Questa volta non è successo. La notizia di oggi non ha avuto lo stesso eco di quella precedente, anzi, pare che non se la sia filata nessuno. E ciò nonostante il Tribunale di Catanzaro abbia confermato l’amministrazione giudiziaria per il Crotone calcio, rigettando la tesi difensiva prodotta poichè non esaustiva ed a tratti persino riferita a fatti antecenti a quelli contestati. Una strategia che non ha dato i suoi frutti, e che lascia dunque scoperta la ferita più grave: l’infiltrazione mafiosa.
A metà settembre, quando dammo la notizia, i post sui social si riempirono di insulti e minacce. Ne avevo già parlato, chiudendo il post con un’ovvietà: “È verosimile che l’amministrazione giudiziaria permanga, perchè il problema, se lo avete capito, non è questo: il problema sta ora nell’accertamento delle responsabilità criminali, e da questo ci si deve difendere“. Ma vale la pena ripeterlo, perchè si è voluto far passare che fosse un qualcosa “a tutela” della società, quando invece era tutt’altro.
Adesso però nessuno commenta. Perchè è caduto l’unico alìbi, l’unico spauracchio che si poteva agitare contro i giornalisti “calunniatori”. E come spesso accade – peculiarità dei crotonesi, ma non solo loro – si fa finta di nulla. Nessuno è più disposto a prendersi la responsabilità di quanto detto. Anzi: nessuno dice più nulla.

**COMPITO ASSEGNATO:** Prosegui il testo sull'amministrazione giudiziaria del Crotone calcio, riprendendo subito dopo l'ultima frase riportata.

**ESTRATTI DEI DATI:**
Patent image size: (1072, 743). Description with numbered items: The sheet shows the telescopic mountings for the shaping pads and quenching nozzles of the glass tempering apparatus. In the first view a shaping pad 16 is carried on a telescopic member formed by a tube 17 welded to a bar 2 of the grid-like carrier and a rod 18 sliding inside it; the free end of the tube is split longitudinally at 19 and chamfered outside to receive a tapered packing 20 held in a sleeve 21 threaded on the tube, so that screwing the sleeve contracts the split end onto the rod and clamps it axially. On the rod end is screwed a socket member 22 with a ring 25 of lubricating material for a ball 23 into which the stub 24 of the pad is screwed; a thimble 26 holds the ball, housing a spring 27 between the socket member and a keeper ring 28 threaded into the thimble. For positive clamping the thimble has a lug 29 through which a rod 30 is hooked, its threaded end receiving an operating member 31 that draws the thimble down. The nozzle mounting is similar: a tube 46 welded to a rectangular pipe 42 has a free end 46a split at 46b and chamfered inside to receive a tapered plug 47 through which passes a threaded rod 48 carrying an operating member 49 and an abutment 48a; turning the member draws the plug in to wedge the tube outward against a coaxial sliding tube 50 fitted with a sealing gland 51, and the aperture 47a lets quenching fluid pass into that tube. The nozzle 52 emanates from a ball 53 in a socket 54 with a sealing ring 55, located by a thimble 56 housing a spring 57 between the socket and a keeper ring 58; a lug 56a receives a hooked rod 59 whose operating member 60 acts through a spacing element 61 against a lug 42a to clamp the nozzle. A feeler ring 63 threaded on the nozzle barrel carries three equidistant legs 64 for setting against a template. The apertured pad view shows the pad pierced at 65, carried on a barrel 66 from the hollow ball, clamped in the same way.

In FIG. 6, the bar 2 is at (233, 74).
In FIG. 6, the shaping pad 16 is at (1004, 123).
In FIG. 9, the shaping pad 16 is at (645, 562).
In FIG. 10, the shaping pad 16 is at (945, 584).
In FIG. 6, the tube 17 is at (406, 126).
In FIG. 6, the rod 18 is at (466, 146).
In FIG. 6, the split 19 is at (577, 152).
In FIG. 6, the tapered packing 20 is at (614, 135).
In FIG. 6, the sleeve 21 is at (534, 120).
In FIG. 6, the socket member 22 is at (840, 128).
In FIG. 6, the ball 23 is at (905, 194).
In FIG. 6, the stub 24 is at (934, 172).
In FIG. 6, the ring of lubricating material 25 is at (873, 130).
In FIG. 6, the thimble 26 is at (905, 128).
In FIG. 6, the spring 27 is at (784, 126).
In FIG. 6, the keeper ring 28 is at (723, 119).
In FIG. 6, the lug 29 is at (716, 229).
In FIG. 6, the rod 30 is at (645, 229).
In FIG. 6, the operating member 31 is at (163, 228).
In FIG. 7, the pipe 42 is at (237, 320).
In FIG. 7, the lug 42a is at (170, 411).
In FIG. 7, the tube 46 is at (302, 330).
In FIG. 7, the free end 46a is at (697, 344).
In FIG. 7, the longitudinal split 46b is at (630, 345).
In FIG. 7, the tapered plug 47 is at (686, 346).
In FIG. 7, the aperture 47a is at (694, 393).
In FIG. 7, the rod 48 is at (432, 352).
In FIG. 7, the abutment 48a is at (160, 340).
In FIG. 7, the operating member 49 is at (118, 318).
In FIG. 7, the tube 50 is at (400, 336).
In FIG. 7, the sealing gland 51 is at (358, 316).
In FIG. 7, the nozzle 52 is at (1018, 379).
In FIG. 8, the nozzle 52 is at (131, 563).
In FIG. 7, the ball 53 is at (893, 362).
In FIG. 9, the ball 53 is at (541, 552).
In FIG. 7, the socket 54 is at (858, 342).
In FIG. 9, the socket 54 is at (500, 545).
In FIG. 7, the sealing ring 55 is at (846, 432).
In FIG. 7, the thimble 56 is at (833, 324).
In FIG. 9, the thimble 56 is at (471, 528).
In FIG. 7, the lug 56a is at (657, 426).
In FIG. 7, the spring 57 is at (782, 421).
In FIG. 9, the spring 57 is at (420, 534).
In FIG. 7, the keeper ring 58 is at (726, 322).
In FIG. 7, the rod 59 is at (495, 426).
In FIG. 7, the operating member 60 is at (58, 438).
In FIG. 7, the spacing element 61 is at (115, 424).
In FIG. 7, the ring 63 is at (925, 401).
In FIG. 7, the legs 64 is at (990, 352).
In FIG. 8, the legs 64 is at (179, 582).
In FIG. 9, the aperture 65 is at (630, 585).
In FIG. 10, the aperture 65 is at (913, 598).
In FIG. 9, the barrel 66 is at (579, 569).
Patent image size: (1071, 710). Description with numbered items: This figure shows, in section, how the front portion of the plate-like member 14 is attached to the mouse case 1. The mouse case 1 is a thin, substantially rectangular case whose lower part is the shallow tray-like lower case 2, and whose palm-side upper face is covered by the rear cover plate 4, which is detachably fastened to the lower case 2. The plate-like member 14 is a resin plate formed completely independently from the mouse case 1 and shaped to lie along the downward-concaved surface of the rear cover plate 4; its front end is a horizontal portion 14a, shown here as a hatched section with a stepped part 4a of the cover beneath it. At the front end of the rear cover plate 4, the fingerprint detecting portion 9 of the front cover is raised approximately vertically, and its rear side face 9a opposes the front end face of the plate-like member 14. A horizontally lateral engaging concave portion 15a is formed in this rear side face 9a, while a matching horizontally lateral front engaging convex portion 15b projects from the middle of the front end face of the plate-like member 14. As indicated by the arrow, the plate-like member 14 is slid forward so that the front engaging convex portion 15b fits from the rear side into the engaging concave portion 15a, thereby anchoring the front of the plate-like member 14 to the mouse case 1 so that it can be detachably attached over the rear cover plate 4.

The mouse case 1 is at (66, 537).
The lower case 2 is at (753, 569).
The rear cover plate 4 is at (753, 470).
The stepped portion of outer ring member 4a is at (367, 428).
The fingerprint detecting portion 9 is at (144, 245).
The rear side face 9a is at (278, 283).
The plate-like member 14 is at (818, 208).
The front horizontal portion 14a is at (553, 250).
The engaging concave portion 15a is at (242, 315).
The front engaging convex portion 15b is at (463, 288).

**SPAZIO RISPOSTA:**
Questo la dice lunga sul sistema omertoso che vige in città. Sistema che sta alle autorità mettere in luce, far emergere, e che ha radici profonde e aggrovigliate in tanti altri settori che non riguardano solo il calcio. Ma anche l’imprenditoria, ad esempio. E le attività connesse a quelle della famiglia in questione. E tutti i loro interessi, e tutti i servizi, e tutti i lacché che in un modo o nell’altro ci dipendono, da questi intrecci.
Questa storia adesso non interessa più di tanto. Perchè adesso la tutela della società si scontra con il funzionamento della società, e cioè con come ha funzionato fino ad oggi. E come ha funzionato lo ha messo nero su bianco il tribunale catanzarese, con intrecci non sempre limpidi e chiari. Ed ora difendere i leciti interessi economici della società sportiva si tradurrà nel mettersi contro altri interessi: non ci vuole molto a capire perchè i commenti si siano persi per strada.
Ovviamente, vale la pena ripetere (prima di qualche mail da parte di rapaci avvocati) che siamo tutti garantisti e bla bla bla… ma in una città dove si imponeva il “pizzo” sugli alimenti anche alla Fiera della Madonna, la verità è sotto gli occhi di tutti. Anche di chi si rifiuta di vederla.